### GOAL
Nothing should be left out: output all of the entries exactly.

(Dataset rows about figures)

————

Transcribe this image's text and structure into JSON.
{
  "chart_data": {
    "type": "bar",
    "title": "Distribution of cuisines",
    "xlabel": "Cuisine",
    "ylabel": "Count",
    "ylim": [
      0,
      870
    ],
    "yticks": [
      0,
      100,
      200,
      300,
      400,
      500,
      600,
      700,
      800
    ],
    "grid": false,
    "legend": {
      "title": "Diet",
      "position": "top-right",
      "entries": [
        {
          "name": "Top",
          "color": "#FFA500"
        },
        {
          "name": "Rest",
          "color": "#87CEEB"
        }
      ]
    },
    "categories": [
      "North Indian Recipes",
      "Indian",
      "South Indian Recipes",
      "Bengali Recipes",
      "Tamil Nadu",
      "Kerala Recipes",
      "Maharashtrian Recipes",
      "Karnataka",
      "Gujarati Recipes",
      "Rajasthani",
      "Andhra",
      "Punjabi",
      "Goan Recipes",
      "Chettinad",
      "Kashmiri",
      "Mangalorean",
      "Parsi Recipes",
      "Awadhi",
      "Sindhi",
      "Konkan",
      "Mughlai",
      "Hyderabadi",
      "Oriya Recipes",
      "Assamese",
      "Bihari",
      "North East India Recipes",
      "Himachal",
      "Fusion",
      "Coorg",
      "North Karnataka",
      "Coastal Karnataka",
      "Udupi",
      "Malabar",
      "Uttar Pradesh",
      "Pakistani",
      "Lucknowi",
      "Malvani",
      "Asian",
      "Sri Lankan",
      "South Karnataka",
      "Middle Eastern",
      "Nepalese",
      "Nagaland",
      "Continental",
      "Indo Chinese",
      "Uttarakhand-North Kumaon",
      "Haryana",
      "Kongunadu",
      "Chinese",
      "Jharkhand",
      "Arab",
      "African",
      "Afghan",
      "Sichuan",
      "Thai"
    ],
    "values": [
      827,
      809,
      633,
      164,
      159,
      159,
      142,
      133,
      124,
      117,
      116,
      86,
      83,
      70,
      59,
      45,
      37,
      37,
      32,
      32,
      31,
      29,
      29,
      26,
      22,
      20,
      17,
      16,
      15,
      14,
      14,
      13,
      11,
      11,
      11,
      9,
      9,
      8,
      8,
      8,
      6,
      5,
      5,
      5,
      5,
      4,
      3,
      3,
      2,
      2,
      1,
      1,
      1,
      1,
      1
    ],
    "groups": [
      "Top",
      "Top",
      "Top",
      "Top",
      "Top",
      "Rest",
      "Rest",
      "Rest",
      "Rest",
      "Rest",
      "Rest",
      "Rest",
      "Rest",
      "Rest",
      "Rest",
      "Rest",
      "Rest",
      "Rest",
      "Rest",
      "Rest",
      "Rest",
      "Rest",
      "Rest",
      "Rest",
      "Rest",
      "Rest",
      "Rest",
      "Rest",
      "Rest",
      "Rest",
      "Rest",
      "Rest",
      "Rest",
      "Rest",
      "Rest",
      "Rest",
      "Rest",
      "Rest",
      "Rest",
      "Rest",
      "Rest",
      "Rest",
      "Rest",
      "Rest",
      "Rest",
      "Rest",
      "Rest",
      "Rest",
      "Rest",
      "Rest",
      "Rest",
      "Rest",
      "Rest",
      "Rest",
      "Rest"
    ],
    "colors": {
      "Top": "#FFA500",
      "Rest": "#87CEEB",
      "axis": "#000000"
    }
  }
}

————

### RESULT FOR THIS EXERCISE
Transcribe this image's text and structure into JSON.
{
  "chart_data": {
    "type": "bar",
    "title": "Distribution of cuisines",
    "xlabel": "Cuisine",
    "ylabel": "Count",
    "ylim": [
      0,
      870
    ],
    "yticks": [
      0,
      100,
      200,
      300,
      400,
      500,
      600,
      700,
      800
    ],
    "grid": false,
    "legend": {
      "title": "Diet",
      "position": "top-right",
      "entries": [
        {
          "name": "Top",
          "color": "#FFA500"
        },
        {
          "name": "Rest",
          "color": "#87CEEB"
        }
      ]
    },
    "categories": [
      "North Indian Recipes",
      "Indian",
      "South Indian Recipes",
      "Bengali Recipes",
      "Tamil Nadu",
      "Kerala Recipes",
      "Maharashtrian Recipes",
      "Karnataka",
      "Gujarati Recipes",
      "Rajasthani",
      "Andhra",
      "Punjabi",
      "Goan Recipes",
      "Chettinad",
      "Kashmiri",
      "Mangalorean",
      "Parsi Recipes",
      "Awadhi",
      "Sindhi",
      "Konkan",
      "Mughlai",
      "Hyderabadi",
      "Oriya Recipes",
      "Assamese",
      "Bihari",
      "North East India Recipes",
      "Himachal",
      "Fusion",
      "Coorg",
      "North Karnataka",
      "Coastal Karnataka",
      "Udupi",
      "Malabar",
      "Uttar Pradesh",
      "Pakistani",
      "Lucknowi",
      "Malvani",
      "Asian",
      "Sri Lankan",
      "South Karnataka",
      "Middle Eastern",
      "Nepalese",
      "Nagaland",
      "Continental",
      "Indo Chinese",
      "Uttarakhand-North Kumaon",
      "Haryana",
      "Kongunadu",
      "Chinese",
      "Jharkhand",
      "Arab",
      "African",
      "Afghan",
      "Sichuan",
      "Thai"
    ],
    "values": [
      827,
      809,
      633,
      164,
      159,
      159,
      142,
      133,
      124,
      117,
      116,
      86,
      83,
      70,
      59,
      45,
      37,
      37,
      32,
      32,
      31,
      29,
      29,
      26,
      22,
      20,
      17,
      16,
      15,
      14,
      14,
      13,
      11,
      11,
      11,
      9,
      9,
      8,
      8,
      8,
      6,
      5,
      5,
      5,
      5,
      4,
      3,
      3,
      2,
      2,
      1,
      1,
      1,
      1,
      1
    ],
    "groups": [
      "Top",
      "Top",
      "Top",
      "Top",
      "Top",
      "Rest",
      "Rest",
      "Rest",
      "Rest",
      "Rest",
      "Rest",
      "Rest",
      "Rest",
      "Rest",
      "Rest",
      "Rest",
      "Rest",
      "Rest",
      "Rest",
      "Rest",
      "Rest",
      "Rest",
      "Rest",
      "Rest",
      "Rest",
      "Rest",
      "Rest",
      "Rest",
      "Rest",
      "Rest",
      "Rest",
      "Rest",
      "Rest",
      "Rest",
      "Rest",
      "Rest",
      "Rest",
      "Rest",
      "Rest",
      "Rest",
      "Rest",
      "Rest",
      "Rest",
      "Rest",
      "Rest",
      "Rest",
      "Rest",
      "Rest",
      "Rest",
      "Rest",
      "Rest",
      "Rest",
      "Rest",
      "Rest",
      "Rest"
    ],
    "colors": {
      "Top": "#FFA500",
      "Rest": "#87CEEB",
      "axis": "#000000"
    }
  }
}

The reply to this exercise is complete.